SUPPLIED MATERIAL start
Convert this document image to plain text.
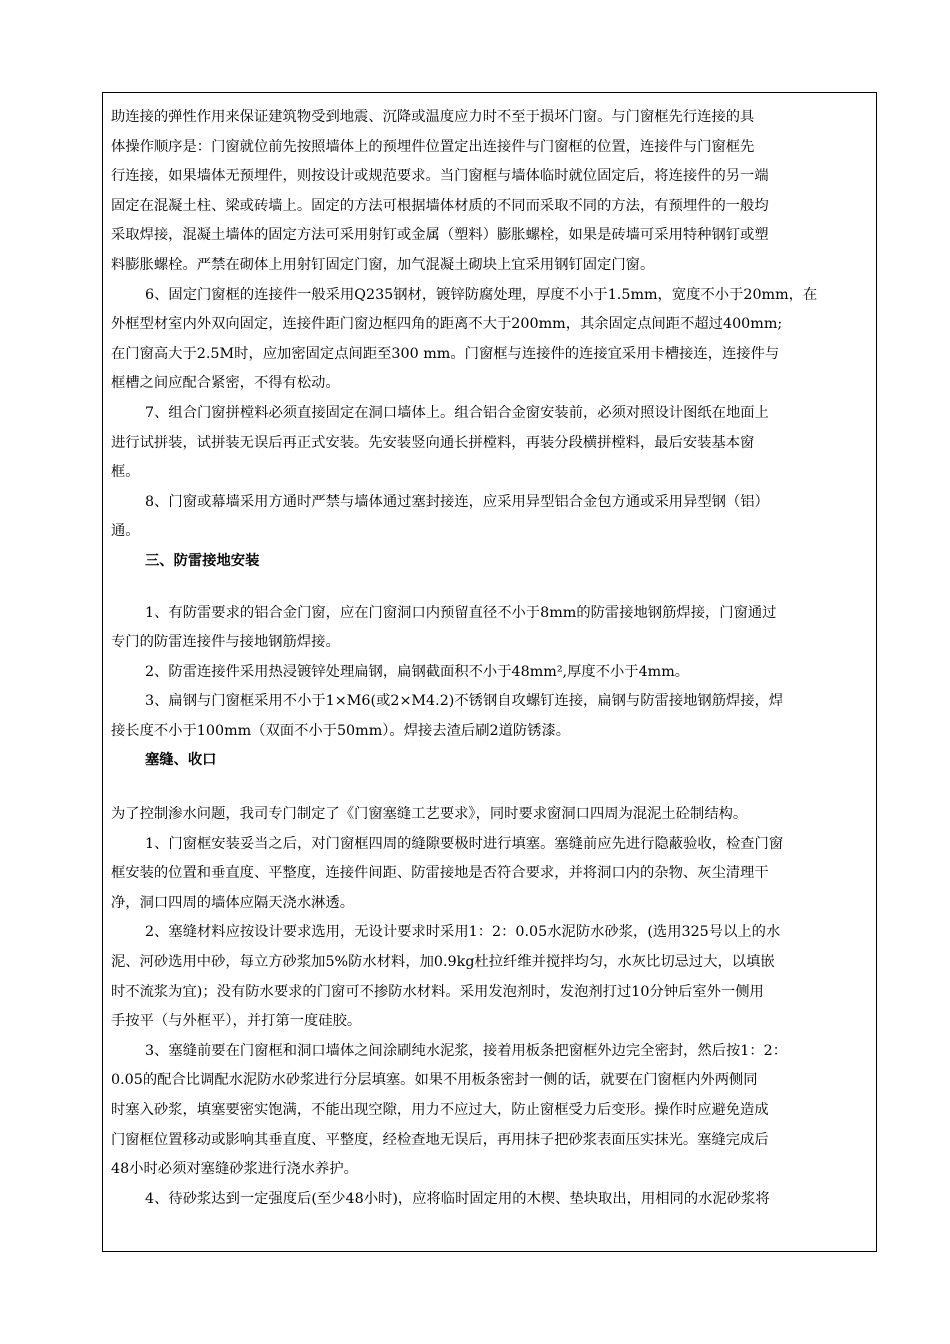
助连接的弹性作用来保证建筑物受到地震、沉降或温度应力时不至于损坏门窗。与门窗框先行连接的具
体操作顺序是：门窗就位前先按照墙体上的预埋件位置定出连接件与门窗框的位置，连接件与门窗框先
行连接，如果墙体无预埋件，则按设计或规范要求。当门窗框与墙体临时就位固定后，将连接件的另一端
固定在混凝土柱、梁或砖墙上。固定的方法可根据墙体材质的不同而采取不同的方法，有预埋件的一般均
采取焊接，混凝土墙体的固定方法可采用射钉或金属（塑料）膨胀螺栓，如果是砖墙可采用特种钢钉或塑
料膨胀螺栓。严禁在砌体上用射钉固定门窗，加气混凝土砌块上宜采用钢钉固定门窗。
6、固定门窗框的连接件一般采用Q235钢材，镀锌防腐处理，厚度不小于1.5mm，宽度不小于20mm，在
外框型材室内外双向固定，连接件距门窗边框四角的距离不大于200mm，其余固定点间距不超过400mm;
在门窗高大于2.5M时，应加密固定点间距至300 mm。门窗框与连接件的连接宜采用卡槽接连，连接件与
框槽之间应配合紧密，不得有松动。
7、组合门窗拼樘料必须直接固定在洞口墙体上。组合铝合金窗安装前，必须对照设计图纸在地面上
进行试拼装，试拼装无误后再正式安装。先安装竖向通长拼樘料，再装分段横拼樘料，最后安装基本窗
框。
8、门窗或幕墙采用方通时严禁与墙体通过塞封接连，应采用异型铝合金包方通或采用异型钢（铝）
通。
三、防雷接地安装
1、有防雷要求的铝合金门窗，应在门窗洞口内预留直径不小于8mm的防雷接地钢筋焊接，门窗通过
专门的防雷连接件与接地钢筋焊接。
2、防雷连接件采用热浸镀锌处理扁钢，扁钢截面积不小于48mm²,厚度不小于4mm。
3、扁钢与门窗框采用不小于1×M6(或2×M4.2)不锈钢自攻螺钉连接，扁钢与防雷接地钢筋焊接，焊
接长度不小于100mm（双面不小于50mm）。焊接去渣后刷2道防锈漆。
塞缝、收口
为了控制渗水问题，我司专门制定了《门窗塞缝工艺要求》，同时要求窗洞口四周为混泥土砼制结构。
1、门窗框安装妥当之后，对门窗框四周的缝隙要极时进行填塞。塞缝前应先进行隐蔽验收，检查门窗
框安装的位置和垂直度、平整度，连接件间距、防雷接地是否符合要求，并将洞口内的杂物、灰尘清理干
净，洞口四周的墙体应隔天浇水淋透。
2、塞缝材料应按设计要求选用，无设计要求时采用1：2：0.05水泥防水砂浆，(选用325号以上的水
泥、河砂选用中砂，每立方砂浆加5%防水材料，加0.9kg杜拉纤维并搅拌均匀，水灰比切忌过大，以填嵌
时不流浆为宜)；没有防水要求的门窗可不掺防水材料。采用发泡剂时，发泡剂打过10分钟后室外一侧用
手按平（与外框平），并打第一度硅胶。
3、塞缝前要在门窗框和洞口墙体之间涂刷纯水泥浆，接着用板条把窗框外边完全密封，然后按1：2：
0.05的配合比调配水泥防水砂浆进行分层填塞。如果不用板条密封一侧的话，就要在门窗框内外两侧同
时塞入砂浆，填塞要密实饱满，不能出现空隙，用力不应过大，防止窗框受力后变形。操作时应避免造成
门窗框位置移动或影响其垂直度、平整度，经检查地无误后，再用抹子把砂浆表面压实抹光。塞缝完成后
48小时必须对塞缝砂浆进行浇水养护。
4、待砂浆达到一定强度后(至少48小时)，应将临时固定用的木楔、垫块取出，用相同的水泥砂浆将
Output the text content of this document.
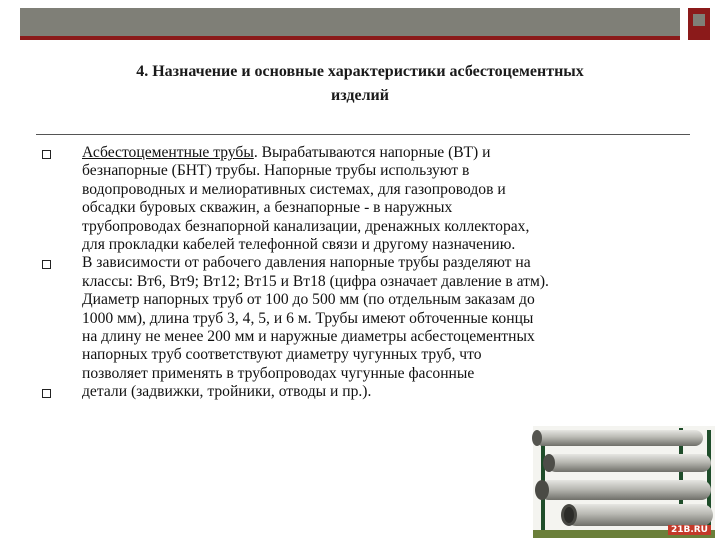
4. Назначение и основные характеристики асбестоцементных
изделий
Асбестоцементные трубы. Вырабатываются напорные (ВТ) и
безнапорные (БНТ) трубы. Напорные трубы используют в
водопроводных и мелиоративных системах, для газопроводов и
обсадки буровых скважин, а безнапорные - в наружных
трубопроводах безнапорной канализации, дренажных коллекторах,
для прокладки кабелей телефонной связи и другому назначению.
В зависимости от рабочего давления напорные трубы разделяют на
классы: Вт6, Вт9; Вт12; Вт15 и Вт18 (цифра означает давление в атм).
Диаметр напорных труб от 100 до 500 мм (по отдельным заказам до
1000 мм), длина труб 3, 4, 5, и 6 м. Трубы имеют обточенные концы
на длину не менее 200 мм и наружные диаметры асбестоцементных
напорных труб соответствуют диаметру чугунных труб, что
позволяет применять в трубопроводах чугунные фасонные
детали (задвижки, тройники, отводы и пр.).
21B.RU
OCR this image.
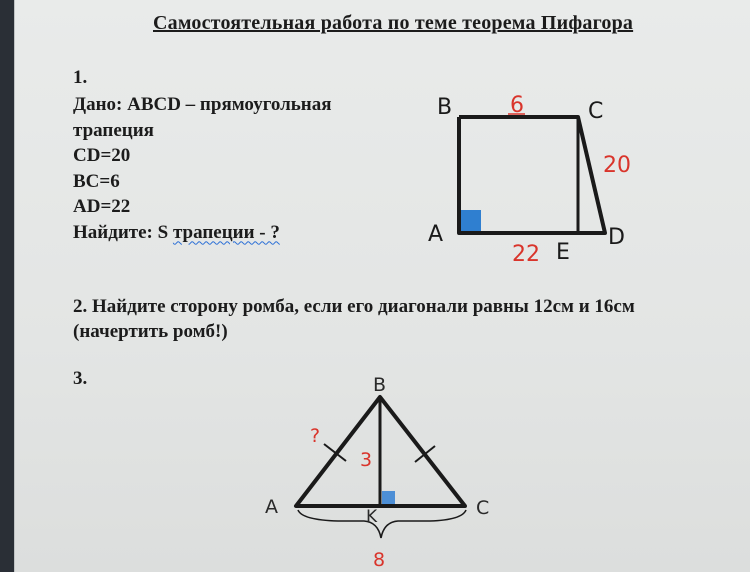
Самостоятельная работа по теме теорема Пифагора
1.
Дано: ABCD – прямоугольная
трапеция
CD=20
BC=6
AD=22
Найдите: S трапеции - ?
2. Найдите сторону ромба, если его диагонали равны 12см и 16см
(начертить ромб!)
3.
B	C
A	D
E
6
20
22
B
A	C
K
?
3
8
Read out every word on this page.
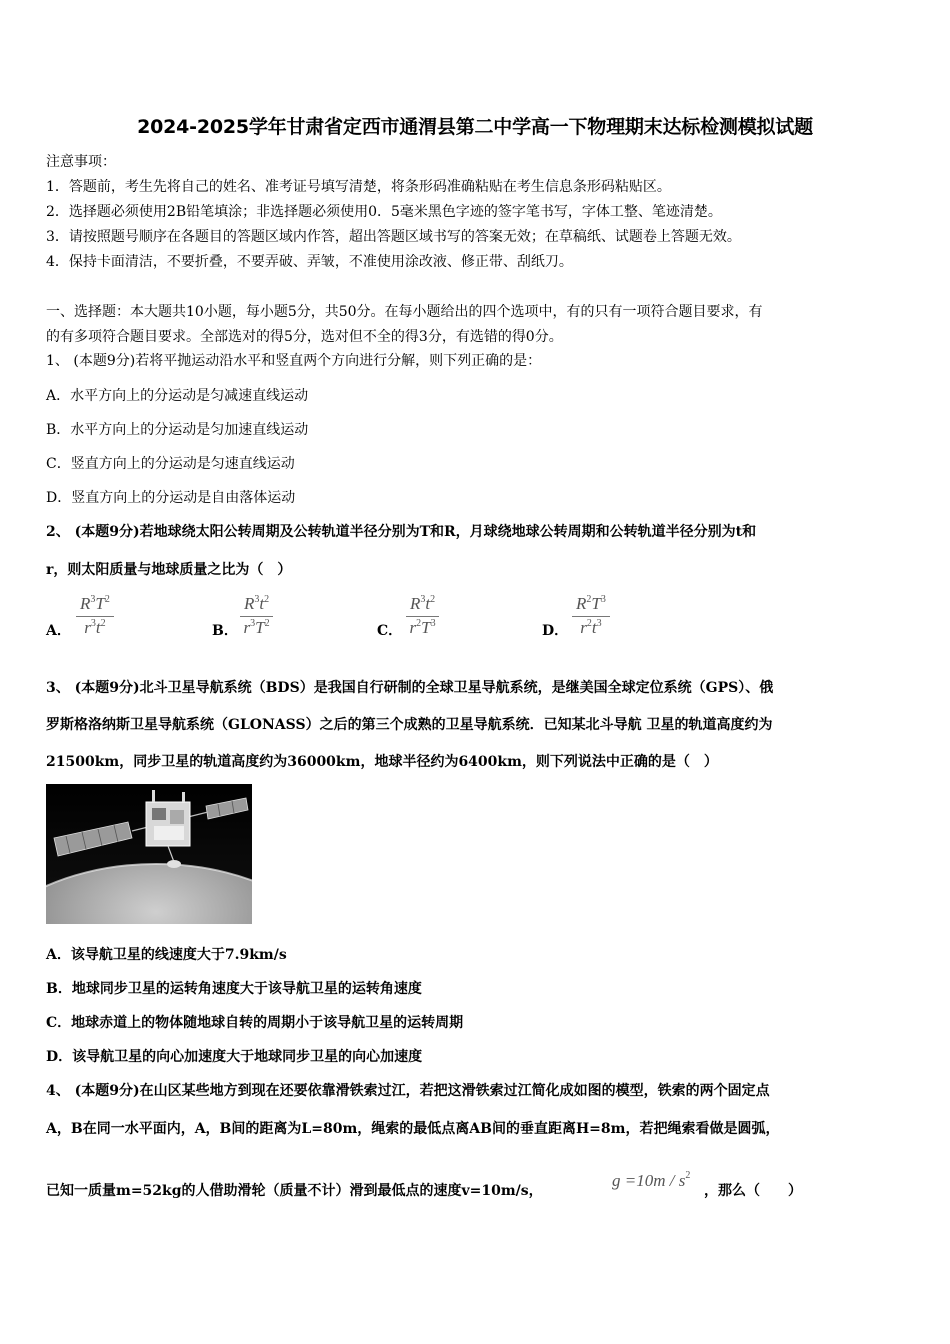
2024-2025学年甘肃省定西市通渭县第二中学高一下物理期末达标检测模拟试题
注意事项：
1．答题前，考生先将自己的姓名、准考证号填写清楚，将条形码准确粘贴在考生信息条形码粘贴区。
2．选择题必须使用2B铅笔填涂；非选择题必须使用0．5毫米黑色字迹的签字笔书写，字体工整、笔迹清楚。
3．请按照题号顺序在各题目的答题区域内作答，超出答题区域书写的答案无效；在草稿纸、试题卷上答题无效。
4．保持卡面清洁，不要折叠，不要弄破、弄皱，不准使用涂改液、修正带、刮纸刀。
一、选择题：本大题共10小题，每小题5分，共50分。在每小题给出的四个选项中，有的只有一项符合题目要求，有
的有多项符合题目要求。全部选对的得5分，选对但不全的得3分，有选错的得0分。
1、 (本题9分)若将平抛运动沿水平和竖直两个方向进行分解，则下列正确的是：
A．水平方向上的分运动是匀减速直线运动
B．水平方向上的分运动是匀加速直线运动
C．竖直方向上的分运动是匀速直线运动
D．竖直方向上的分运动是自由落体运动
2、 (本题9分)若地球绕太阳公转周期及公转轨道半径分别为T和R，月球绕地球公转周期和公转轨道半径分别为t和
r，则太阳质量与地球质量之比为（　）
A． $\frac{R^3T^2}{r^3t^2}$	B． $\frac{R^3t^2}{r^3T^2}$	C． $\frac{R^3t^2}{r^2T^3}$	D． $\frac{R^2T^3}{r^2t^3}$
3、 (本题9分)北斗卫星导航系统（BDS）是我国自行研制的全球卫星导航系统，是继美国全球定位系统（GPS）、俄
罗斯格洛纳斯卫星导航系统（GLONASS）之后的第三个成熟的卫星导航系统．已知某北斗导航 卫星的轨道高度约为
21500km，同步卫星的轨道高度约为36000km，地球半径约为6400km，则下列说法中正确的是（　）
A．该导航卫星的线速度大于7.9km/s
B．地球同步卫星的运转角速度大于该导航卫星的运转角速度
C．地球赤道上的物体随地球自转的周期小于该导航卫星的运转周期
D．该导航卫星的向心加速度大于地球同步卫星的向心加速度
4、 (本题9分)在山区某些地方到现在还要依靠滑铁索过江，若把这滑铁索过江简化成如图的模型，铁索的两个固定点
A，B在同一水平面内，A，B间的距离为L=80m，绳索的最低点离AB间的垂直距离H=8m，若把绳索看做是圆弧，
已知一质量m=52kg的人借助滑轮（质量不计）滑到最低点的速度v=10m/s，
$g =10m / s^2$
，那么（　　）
SUPPLIED MATERIAL end
▸ GOAL
Reproduce the material in its entirety and word for word, without the pictures.

▸ FINISHED ANSWER
Convert this document image to plain text.
助连接的弹性作用来保证建筑物受到地震、沉降或温度应力时不至于损坏门窗。与门窗框先行连接的具
体操作顺序是：门窗就位前先按照墙体上的预埋件位置定出连接件与门窗框的位置，连接件与门窗框先
行连接，如果墙体无预埋件，则按设计或规范要求。当门窗框与墙体临时就位固定后，将连接件的另一端
固定在混凝土柱、梁或砖墙上。固定的方法可根据墙体材质的不同而采取不同的方法，有预埋件的一般均
采取焊接，混凝土墙体的固定方法可采用射钉或金属（塑料）膨胀螺栓，如果是砖墙可采用特种钢钉或塑
料膨胀螺栓。严禁在砌体上用射钉固定门窗，加气混凝土砌块上宜采用钢钉固定门窗。
6、固定门窗框的连接件一般采用Q235钢材，镀锌防腐处理，厚度不小于1.5mm，宽度不小于20mm，在
外框型材室内外双向固定，连接件距门窗边框四角的距离不大于200mm，其余固定点间距不超过400mm;
在门窗高大于2.5M时，应加密固定点间距至300 mm。门窗框与连接件的连接宜采用卡槽接连，连接件与
框槽之间应配合紧密，不得有松动。
7、组合门窗拼樘料必须直接固定在洞口墙体上。组合铝合金窗安装前，必须对照设计图纸在地面上
进行试拼装，试拼装无误后再正式安装。先安装竖向通长拼樘料，再装分段横拼樘料，最后安装基本窗
框。
8、门窗或幕墙采用方通时严禁与墙体通过塞封接连，应采用异型铝合金包方通或采用异型钢（铝）
通。
三、防雷接地安装
1、有防雷要求的铝合金门窗，应在门窗洞口内预留直径不小于8mm的防雷接地钢筋焊接，门窗通过
专门的防雷连接件与接地钢筋焊接。
2、防雷连接件采用热浸镀锌处理扁钢，扁钢截面积不小于48mm²,厚度不小于4mm。
3、扁钢与门窗框采用不小于1×M6(或2×M4.2)不锈钢自攻螺钉连接，扁钢与防雷接地钢筋焊接，焊
接长度不小于100mm（双面不小于50mm）。焊接去渣后刷2道防锈漆。
塞缝、收口
为了控制渗水问题，我司专门制定了《门窗塞缝工艺要求》，同时要求窗洞口四周为混泥土砼制结构。
1、门窗框安装妥当之后，对门窗框四周的缝隙要极时进行填塞。塞缝前应先进行隐蔽验收，检查门窗
框安装的位置和垂直度、平整度，连接件间距、防雷接地是否符合要求，并将洞口内的杂物、灰尘清理干
净，洞口四周的墙体应隔天浇水淋透。
2、塞缝材料应按设计要求选用，无设计要求时采用1：2：0.05水泥防水砂浆，(选用325号以上的水
泥、河砂选用中砂，每立方砂浆加5%防水材料，加0.9kg杜拉纤维并搅拌均匀，水灰比切忌过大，以填嵌
时不流浆为宜)；没有防水要求的门窗可不掺防水材料。采用发泡剂时，发泡剂打过10分钟后室外一侧用
手按平（与外框平），并打第一度硅胶。
3、塞缝前要在门窗框和洞口墙体之间涂刷纯水泥浆，接着用板条把窗框外边完全密封，然后按1：2：
0.05的配合比调配水泥防水砂浆进行分层填塞。如果不用板条密封一侧的话，就要在门窗框内外两侧同
时塞入砂浆，填塞要密实饱满，不能出现空隙，用力不应过大，防止窗框受力后变形。操作时应避免造成
门窗框位置移动或影响其垂直度、平整度，经检查地无误后，再用抹子把砂浆表面压实抹光。塞缝完成后
48小时必须对塞缝砂浆进行浇水养护。
4、待砂浆达到一定强度后(至少48小时)，应将临时固定用的木楔、垫块取出，用相同的水泥砂浆将
Output the text content of this document.
4. Назначение и основные характеристики асбестоцементных
изделий
Асбестоцементные трубы. Вырабатываются напорные (ВТ) и
безнапорные (БНТ) трубы. Напорные трубы используют в
водопроводных и мелиоративных системах, для газопроводов и
обсадки буровых скважин, а безнапорные - в наружных
трубопроводах безнапорной канализации, дренажных коллекторах,
для прокладки кабелей телефонной связи и другому назначению.
В зависимости от рабочего давления напорные трубы разделяют на
классы: Вт6, Вт9; Вт12; Вт15 и Вт18 (цифра означает давление в атм).
Диаметр напорных труб от 100 до 500 мм (по отдельным заказам до
1000 мм), длина труб 3, 4, 5, и 6 м. Трубы имеют обточенные концы
на длину не менее 200 мм и наружные диаметры асбестоцементных
напорных труб соответствуют диаметру чугунных труб, что
позволяет применять в трубопроводах чугунные фасонные
детали (задвижки, тройники, отводы и пр.).
21B.RU
OCR this image.
Самостоятельная работа по теме теорема Пифагора
1.
Дано: ABCD – прямоугольная
трапеция
CD=20
BC=6
AD=22
Найдите: S трапеции - ?
2. Найдите сторону ромба, если его диагонали равны 12см и 16см
(начертить ромб!)
3.
B	C
A	D
E
6
20
22
B
A	C
K
?
3
8
Read out every word on this page.
2024-2025学年甘肃省定西市通渭县第二中学高一下物理期末达标检测模拟试题
注意事项：
1．答题前，考生先将自己的姓名、准考证号填写清楚，将条形码准确粘贴在考生信息条形码粘贴区。
2．选择题必须使用2B铅笔填涂；非选择题必须使用0．5毫米黑色字迹的签字笔书写，字体工整、笔迹清楚。
3．请按照题号顺序在各题目的答题区域内作答，超出答题区域书写的答案无效；在草稿纸、试题卷上答题无效。
4．保持卡面清洁，不要折叠，不要弄破、弄皱，不准使用涂改液、修正带、刮纸刀。
一、选择题：本大题共10小题，每小题5分，共50分。在每小题给出的四个选项中，有的只有一项符合题目要求，有
的有多项符合题目要求。全部选对的得5分，选对但不全的得3分，有选错的得0分。
1、 (本题9分)若将平抛运动沿水平和竖直两个方向进行分解，则下列正确的是：
A．水平方向上的分运动是匀减速直线运动
B．水平方向上的分运动是匀加速直线运动
C．竖直方向上的分运动是匀速直线运动
D．竖直方向上的分运动是自由落体运动
2、 (本题9分)若地球绕太阳公转周期及公转轨道半径分别为T和R，月球绕地球公转周期和公转轨道半径分别为t和
r，则太阳质量与地球质量之比为（　）
A． $\frac{R^3T^2}{r^3t^2}$	B． $\frac{R^3t^2}{r^3T^2}$	C． $\frac{R^3t^2}{r^2T^3}$	D． $\frac{R^2T^3}{r^2t^3}$
3、 (本题9分)北斗卫星导航系统（BDS）是我国自行研制的全球卫星导航系统，是继美国全球定位系统（GPS）、俄
罗斯格洛纳斯卫星导航系统（GLONASS）之后的第三个成熟的卫星导航系统．已知某北斗导航 卫星的轨道高度约为
21500km，同步卫星的轨道高度约为36000km，地球半径约为6400km，则下列说法中正确的是（　）
A．该导航卫星的线速度大于7.9km/s
B．地球同步卫星的运转角速度大于该导航卫星的运转角速度
C．地球赤道上的物体随地球自转的周期小于该导航卫星的运转周期
D．该导航卫星的向心加速度大于地球同步卫星的向心加速度
4、 (本题9分)在山区某些地方到现在还要依靠滑铁索过江，若把这滑铁索过江简化成如图的模型，铁索的两个固定点
A，B在同一水平面内，A，B间的距离为L=80m，绳索的最低点离AB间的垂直距离H=8m，若把绳索看做是圆弧，
已知一质量m=52kg的人借助滑轮（质量不计）滑到最低点的速度v=10m/s，
$g =10m / s^2$
，那么（　　）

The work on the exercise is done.